--- Start of Data shown ---

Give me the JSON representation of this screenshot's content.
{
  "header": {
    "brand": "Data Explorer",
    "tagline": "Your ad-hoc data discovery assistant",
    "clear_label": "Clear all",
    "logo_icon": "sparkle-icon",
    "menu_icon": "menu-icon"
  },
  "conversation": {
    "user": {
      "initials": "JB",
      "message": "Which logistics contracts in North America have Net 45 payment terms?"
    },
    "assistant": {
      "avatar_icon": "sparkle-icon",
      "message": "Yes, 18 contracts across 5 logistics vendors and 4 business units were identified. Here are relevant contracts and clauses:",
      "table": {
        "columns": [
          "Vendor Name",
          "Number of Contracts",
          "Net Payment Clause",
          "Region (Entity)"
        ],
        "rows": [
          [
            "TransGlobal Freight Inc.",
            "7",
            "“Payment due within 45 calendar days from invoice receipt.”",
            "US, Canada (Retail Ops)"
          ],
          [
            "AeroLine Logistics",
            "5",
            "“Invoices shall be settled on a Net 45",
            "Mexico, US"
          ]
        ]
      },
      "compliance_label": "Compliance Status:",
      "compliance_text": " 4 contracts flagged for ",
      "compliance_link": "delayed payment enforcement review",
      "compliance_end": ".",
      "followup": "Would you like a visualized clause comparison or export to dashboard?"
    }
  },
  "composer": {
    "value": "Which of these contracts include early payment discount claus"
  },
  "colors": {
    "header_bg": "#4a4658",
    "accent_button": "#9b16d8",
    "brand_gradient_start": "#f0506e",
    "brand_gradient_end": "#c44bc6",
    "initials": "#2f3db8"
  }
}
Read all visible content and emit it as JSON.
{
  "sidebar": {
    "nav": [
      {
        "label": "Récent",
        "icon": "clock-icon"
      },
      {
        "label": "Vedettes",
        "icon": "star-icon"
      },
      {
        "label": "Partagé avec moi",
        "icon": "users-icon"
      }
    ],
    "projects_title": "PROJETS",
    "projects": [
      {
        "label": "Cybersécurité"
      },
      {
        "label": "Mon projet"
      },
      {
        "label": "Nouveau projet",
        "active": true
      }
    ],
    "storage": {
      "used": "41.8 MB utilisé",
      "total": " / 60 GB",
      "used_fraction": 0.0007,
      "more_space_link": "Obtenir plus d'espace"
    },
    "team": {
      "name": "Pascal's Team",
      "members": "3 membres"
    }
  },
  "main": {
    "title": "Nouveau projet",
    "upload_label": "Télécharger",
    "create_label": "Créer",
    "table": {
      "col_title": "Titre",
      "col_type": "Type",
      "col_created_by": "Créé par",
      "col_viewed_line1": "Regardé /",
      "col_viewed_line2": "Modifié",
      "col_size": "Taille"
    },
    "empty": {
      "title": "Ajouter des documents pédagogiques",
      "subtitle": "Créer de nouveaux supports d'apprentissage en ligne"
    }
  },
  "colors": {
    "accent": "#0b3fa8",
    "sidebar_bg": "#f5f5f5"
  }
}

--- End of Data shown ---

### [Requirements]
Look through the records and gather every line containing "Which".

### [Task result]
      "message": "Which logistics contracts in North America have Net 45 payment terms?"
    "value": "Which of these contracts include early payment discount claus"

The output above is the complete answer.